Records about charts and figures:
## START
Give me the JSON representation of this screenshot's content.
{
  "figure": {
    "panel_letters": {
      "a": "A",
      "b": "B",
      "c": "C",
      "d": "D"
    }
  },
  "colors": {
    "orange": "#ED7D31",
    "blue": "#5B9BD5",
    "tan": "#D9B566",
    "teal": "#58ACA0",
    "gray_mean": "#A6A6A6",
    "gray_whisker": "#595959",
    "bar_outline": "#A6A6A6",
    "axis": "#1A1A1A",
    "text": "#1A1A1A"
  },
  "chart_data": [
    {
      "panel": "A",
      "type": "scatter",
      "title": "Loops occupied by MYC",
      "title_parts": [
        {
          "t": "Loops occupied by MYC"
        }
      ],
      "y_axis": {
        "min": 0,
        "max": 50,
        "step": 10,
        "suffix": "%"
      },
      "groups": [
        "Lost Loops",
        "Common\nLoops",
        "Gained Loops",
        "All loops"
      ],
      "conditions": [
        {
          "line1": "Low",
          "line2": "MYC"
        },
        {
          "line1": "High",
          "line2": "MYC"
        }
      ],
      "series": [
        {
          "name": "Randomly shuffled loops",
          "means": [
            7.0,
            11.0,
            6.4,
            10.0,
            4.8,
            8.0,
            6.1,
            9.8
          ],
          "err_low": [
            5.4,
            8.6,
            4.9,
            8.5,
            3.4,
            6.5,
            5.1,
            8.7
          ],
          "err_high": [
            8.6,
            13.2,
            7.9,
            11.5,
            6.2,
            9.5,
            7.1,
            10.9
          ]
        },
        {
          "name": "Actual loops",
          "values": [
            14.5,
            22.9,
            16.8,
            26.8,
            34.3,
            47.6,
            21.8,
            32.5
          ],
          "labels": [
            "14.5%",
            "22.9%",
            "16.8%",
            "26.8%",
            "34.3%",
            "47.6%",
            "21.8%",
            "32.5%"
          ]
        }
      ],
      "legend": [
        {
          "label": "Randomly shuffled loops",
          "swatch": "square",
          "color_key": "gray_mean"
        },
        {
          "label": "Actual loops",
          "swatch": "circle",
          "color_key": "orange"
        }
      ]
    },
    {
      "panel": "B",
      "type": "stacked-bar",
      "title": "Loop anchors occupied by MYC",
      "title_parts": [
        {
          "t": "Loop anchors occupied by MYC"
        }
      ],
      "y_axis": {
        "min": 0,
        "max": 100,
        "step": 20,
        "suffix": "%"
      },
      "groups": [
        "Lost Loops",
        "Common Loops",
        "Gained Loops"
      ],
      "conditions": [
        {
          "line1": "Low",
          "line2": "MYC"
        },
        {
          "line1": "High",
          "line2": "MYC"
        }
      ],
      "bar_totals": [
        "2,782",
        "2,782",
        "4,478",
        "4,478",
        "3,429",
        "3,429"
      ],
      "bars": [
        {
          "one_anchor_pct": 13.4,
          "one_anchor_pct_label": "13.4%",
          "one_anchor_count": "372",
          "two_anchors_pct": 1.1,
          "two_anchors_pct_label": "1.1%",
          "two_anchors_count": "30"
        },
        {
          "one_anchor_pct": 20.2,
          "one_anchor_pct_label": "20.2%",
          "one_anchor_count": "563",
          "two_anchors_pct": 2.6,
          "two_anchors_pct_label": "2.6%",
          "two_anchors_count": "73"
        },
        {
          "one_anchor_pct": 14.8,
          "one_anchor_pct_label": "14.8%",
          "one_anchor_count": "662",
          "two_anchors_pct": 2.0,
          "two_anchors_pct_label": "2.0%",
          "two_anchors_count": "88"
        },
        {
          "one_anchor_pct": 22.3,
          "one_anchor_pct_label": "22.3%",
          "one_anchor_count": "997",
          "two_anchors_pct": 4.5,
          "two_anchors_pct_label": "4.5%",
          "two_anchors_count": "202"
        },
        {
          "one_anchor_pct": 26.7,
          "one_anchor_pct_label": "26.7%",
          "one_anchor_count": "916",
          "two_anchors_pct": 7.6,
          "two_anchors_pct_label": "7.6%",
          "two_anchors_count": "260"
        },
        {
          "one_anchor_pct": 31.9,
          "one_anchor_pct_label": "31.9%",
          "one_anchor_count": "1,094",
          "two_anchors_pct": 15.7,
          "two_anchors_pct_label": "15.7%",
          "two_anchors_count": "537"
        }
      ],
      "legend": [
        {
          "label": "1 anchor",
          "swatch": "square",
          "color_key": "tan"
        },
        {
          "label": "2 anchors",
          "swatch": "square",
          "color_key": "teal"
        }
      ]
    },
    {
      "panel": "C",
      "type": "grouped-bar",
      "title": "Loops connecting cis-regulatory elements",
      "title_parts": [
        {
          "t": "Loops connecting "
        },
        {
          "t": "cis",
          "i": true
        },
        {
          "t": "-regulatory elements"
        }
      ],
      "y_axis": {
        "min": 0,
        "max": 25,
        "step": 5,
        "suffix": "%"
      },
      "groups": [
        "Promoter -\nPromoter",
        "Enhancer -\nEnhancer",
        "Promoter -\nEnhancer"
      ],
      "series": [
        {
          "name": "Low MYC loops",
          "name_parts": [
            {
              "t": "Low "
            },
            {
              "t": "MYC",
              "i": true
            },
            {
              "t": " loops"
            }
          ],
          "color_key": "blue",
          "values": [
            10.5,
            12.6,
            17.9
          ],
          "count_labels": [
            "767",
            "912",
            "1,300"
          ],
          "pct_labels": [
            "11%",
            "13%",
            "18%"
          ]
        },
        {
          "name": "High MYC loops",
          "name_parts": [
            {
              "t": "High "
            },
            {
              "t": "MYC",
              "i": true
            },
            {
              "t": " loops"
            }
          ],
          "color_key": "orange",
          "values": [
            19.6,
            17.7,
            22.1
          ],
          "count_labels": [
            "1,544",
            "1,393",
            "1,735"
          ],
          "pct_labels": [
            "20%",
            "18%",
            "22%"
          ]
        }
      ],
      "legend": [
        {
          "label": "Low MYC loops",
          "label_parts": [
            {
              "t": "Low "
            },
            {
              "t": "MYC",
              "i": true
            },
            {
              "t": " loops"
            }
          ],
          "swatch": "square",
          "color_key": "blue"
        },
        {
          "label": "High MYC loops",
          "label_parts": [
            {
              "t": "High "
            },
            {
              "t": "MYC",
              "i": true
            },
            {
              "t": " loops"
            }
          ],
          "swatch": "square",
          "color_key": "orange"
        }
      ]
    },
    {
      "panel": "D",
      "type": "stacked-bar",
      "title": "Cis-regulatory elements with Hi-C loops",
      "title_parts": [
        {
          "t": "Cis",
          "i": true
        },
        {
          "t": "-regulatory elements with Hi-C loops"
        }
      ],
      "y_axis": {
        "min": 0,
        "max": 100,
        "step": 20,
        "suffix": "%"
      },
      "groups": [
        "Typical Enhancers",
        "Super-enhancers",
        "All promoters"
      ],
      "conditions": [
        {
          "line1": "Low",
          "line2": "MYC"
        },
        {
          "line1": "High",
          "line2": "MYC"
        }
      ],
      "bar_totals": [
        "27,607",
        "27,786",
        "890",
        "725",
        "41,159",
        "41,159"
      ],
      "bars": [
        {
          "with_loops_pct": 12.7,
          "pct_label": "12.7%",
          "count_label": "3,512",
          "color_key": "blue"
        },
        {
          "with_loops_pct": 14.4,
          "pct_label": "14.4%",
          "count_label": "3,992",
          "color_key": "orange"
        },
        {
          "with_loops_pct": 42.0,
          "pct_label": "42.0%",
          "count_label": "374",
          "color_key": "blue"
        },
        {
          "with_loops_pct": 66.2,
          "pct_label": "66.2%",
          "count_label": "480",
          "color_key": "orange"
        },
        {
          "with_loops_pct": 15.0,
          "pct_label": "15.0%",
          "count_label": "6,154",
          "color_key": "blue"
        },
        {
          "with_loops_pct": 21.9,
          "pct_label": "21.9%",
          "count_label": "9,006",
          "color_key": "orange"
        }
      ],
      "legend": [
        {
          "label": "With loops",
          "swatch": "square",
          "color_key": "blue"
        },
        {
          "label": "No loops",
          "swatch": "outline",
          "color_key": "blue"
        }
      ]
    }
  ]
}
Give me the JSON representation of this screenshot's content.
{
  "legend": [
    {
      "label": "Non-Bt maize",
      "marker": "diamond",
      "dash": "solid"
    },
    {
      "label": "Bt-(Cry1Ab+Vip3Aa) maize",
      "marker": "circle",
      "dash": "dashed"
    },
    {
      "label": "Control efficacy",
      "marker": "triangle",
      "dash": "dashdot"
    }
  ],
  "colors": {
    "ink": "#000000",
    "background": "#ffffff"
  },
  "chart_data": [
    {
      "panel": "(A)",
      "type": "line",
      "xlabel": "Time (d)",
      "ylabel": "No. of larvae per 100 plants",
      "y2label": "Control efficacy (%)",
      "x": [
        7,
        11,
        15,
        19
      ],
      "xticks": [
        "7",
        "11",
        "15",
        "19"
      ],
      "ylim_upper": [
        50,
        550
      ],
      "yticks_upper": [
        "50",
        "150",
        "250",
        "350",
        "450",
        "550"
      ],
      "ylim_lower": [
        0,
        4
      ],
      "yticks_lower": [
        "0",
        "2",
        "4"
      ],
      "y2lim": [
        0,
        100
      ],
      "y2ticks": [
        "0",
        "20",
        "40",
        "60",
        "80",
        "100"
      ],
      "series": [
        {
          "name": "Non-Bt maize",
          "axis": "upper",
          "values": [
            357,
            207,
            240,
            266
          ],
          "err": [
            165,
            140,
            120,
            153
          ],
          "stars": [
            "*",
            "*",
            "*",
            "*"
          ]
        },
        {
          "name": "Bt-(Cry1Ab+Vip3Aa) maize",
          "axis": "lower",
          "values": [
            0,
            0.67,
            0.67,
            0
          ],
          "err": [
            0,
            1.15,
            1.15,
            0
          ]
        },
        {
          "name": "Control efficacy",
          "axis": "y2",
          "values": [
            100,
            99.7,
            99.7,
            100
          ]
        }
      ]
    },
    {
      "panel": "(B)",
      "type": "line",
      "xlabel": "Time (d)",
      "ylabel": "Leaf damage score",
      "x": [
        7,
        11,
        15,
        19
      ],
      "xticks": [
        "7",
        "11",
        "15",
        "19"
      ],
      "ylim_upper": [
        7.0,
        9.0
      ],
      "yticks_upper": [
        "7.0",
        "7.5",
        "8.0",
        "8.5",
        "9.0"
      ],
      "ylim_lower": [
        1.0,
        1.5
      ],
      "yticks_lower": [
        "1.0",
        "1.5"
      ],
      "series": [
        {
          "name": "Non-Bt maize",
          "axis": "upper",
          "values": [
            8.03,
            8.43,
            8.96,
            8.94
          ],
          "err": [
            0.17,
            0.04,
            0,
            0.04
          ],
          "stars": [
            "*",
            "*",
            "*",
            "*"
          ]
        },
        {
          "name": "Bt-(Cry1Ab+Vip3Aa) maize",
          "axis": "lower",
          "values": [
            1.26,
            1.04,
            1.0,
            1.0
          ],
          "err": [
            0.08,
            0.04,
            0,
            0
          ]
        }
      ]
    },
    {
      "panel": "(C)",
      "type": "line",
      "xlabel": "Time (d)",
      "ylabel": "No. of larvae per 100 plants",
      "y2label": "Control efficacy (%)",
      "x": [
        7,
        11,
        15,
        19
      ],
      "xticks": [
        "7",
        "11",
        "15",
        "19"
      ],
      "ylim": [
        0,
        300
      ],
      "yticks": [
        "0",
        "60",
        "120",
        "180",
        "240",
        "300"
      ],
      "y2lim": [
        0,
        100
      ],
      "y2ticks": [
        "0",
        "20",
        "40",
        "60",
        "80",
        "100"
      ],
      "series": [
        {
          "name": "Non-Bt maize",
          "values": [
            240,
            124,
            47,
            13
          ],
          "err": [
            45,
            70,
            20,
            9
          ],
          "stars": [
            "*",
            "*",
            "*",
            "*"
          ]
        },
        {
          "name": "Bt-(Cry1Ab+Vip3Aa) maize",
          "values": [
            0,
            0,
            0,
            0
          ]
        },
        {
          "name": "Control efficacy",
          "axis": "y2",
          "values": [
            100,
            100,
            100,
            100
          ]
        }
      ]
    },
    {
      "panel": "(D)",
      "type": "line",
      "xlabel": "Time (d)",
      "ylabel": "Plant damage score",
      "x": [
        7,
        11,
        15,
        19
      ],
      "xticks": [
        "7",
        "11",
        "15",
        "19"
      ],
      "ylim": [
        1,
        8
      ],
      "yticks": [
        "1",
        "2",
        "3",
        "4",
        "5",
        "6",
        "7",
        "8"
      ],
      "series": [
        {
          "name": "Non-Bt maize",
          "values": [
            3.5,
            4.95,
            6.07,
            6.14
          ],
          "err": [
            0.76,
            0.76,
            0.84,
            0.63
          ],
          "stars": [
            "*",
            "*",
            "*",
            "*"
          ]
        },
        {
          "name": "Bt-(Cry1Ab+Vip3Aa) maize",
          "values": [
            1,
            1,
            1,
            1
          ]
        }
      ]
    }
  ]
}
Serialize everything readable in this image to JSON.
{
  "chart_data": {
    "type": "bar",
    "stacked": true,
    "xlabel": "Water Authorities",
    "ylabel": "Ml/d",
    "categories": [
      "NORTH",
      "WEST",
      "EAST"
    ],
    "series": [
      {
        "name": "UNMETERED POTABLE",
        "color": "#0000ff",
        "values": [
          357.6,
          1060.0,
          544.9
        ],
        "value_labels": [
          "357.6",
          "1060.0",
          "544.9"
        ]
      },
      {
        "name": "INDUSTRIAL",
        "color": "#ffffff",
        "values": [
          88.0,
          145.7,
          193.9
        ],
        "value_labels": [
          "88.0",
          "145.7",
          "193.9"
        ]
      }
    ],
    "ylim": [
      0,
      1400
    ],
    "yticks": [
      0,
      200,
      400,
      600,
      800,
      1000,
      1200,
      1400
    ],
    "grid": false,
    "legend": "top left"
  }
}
## END
Using the records given above, list every line that includes the word "Actual".

▸ **Result of the task**
          "name": "Actual loops",
          "label": "Actual loops",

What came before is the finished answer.